• _PROBLEM TO SOLVE_:
Among the lines of the records below, copy those that hold the word "vessels".

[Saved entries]
------------------------------------------------------------
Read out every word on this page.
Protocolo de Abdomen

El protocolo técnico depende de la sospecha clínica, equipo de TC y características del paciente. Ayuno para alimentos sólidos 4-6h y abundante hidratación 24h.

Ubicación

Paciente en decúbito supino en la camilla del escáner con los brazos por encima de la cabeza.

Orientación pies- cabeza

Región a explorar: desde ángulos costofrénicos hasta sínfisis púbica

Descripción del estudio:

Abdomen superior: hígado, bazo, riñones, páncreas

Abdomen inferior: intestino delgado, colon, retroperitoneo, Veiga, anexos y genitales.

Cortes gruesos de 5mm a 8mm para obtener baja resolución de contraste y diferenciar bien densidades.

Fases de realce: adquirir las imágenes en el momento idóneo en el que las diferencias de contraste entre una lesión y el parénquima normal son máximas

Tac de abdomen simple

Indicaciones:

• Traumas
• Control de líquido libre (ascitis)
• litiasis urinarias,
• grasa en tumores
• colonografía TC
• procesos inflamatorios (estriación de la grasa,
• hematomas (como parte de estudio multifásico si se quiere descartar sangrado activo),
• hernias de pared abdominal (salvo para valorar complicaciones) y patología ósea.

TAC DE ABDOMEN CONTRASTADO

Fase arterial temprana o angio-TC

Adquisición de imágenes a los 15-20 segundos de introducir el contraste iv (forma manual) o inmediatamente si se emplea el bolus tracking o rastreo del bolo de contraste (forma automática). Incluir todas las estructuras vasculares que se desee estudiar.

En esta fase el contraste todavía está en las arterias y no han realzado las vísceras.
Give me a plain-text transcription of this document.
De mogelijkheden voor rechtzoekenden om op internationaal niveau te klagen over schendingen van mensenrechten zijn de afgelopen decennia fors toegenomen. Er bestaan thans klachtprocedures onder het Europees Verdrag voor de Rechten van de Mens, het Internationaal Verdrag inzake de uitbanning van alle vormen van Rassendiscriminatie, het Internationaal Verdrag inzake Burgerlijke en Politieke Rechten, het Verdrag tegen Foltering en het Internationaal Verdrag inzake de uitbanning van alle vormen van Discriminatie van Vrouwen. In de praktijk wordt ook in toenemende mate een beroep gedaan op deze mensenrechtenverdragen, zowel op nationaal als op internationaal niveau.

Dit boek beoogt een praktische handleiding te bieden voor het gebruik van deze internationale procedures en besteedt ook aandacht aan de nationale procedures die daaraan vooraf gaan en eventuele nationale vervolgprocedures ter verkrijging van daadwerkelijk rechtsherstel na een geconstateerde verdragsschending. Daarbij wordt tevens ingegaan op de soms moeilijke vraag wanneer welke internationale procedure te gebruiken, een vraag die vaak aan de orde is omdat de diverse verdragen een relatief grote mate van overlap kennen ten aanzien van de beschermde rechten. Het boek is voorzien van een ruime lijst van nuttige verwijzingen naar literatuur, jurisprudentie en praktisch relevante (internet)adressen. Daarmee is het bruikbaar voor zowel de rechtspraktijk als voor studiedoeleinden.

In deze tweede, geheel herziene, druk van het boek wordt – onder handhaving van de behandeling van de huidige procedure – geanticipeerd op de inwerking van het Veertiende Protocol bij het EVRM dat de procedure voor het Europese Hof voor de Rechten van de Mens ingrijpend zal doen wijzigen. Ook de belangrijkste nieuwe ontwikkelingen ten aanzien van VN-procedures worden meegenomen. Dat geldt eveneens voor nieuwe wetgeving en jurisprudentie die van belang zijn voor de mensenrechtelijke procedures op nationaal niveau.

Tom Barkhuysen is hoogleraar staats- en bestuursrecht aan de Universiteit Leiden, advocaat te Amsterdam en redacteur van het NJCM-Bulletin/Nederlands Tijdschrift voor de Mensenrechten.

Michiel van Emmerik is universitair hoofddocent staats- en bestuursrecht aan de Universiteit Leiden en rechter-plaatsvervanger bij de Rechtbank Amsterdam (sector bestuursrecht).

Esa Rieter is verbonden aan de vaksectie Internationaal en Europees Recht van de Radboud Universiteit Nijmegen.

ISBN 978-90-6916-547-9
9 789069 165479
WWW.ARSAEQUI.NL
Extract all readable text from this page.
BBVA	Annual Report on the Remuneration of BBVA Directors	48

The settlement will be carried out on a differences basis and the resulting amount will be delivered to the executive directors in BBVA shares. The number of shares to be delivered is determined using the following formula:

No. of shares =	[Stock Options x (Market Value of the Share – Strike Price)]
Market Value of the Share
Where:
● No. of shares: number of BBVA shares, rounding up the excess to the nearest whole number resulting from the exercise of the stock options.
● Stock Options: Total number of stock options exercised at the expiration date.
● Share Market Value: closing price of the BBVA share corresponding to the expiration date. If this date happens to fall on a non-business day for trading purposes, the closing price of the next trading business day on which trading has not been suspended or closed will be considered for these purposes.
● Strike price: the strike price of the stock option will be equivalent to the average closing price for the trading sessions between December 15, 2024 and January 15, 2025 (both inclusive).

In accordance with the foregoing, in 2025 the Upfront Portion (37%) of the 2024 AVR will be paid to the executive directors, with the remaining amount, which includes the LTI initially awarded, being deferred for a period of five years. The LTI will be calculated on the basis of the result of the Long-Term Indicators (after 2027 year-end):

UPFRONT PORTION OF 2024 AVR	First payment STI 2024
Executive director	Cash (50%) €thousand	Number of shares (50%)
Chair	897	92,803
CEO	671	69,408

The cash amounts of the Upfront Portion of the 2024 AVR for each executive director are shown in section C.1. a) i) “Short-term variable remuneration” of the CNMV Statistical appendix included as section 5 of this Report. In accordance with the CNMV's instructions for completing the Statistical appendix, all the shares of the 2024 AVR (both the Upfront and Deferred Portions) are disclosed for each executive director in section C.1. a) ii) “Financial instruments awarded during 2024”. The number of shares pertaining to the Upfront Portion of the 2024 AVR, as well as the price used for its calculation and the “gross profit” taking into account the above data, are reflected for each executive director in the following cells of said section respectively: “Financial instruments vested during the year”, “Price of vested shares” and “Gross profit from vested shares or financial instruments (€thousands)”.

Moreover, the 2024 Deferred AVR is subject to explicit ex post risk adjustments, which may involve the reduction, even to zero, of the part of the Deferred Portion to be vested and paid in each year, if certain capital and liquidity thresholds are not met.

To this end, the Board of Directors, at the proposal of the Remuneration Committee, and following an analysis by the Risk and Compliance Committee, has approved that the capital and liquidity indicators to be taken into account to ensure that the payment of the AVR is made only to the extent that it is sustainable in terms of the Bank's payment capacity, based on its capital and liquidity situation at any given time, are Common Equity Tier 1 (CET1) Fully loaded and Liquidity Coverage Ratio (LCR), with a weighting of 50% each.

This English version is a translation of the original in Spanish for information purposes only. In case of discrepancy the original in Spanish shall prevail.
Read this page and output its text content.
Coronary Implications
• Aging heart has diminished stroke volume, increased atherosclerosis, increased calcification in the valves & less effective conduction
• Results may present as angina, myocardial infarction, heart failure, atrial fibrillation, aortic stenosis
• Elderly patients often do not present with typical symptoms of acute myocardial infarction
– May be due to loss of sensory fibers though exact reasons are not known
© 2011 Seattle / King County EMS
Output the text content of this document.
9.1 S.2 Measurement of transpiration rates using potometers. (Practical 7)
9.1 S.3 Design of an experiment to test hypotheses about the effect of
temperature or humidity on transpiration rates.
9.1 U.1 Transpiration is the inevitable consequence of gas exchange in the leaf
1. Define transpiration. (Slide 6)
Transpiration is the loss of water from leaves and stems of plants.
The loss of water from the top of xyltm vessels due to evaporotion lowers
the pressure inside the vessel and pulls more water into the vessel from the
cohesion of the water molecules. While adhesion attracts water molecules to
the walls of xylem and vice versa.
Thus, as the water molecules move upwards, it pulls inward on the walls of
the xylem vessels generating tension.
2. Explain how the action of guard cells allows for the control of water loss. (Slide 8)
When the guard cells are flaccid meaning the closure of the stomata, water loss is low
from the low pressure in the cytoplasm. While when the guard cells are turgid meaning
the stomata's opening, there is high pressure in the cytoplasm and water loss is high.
------------------------------------------------------------
• _RESULT_:
The loss of water from the top of xyltm vessels due to evaporotion lowers
the xylem vessels generating tension.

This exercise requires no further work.